**WORK TO COMPLETE:** Copy out the records exactly, starting from the first line and ending with the line containing "top-width-dimension xyxy=(399,376,1249,432)", with both ends included.

Element region listings
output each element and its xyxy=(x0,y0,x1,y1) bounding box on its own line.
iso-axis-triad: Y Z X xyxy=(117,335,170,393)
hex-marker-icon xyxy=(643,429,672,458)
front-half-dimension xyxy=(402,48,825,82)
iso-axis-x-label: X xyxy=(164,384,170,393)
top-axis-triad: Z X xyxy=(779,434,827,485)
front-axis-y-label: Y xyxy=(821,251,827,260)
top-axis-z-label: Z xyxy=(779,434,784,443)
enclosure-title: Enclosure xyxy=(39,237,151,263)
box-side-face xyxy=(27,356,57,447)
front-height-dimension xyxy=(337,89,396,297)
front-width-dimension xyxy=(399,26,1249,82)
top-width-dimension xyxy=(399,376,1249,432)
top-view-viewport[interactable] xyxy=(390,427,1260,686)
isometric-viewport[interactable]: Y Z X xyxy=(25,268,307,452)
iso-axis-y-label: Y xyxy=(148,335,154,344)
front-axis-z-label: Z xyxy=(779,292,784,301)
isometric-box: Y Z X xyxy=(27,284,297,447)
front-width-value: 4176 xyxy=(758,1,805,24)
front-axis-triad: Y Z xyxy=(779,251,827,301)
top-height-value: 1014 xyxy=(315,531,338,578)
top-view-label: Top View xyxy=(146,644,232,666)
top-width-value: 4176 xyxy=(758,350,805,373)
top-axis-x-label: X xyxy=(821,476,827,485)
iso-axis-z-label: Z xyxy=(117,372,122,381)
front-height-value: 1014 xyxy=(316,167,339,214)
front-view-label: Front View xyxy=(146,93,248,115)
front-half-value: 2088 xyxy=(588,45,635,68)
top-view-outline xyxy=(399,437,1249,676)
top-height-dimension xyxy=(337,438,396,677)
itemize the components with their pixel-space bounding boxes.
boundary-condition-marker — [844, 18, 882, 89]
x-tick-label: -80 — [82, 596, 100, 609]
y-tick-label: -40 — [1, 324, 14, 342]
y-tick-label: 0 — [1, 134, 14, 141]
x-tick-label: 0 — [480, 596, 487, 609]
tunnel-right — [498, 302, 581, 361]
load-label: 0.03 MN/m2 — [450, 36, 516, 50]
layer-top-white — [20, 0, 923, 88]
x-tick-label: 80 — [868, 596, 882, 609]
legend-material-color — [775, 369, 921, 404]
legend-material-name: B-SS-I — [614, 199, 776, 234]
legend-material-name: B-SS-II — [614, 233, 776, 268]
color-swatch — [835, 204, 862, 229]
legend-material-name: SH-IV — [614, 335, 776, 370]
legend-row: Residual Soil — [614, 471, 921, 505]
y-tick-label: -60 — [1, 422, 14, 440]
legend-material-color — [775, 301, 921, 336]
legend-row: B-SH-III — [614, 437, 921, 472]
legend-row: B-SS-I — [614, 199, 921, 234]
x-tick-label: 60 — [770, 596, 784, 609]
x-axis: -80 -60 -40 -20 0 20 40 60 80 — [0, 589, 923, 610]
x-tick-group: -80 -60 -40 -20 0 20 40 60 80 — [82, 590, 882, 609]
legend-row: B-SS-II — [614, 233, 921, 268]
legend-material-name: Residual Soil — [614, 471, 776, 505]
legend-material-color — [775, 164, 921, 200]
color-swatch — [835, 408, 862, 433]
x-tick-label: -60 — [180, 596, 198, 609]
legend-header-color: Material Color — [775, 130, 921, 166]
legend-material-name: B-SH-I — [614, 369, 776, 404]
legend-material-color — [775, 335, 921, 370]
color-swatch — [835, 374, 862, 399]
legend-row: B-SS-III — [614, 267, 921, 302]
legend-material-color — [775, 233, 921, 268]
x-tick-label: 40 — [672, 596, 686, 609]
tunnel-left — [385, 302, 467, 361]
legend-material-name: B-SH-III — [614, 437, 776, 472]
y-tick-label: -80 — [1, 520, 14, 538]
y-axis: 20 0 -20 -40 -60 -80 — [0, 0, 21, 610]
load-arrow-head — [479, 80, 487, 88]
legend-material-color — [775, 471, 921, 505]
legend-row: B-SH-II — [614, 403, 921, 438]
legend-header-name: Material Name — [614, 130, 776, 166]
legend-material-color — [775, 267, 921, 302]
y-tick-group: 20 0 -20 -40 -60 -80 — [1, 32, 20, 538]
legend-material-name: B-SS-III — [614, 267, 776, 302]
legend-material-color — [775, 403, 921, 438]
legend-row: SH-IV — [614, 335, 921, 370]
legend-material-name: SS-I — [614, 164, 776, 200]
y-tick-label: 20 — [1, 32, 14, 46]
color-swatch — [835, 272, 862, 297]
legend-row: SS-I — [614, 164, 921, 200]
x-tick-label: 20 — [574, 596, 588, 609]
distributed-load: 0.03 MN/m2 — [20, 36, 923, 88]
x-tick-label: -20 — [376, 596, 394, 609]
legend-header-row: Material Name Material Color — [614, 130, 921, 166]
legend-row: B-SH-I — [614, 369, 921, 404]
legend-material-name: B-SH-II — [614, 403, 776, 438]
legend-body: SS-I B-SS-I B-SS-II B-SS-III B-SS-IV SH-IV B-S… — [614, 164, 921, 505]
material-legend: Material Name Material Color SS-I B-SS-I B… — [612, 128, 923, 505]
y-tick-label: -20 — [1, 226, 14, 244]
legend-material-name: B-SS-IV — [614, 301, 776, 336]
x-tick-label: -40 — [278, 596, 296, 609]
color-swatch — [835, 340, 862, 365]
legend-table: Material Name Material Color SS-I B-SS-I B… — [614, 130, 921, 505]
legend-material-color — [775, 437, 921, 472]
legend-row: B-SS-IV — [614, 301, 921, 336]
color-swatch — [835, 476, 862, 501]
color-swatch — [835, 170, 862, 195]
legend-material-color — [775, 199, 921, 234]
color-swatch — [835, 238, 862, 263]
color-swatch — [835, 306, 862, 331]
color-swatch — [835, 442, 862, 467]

**THE SOLUTION:**
output each element and its xyxy=(x0,y0,x1,y1) bounding box on its own line.
iso-axis-triad: Y Z X xyxy=(117,335,170,393)
hex-marker-icon xyxy=(643,429,672,458)
front-half-dimension xyxy=(402,48,825,82)
iso-axis-x-label: X xyxy=(164,384,170,393)
top-axis-triad: Z X xyxy=(779,434,827,485)
front-axis-y-label: Y xyxy=(821,251,827,260)
top-axis-z-label: Z xyxy=(779,434,784,443)
enclosure-title: Enclosure xyxy=(39,237,151,263)
box-side-face xyxy=(27,356,57,447)
front-height-dimension xyxy=(337,89,396,297)
front-width-dimension xyxy=(399,26,1249,82)
top-width-dimension xyxy=(399,376,1249,432)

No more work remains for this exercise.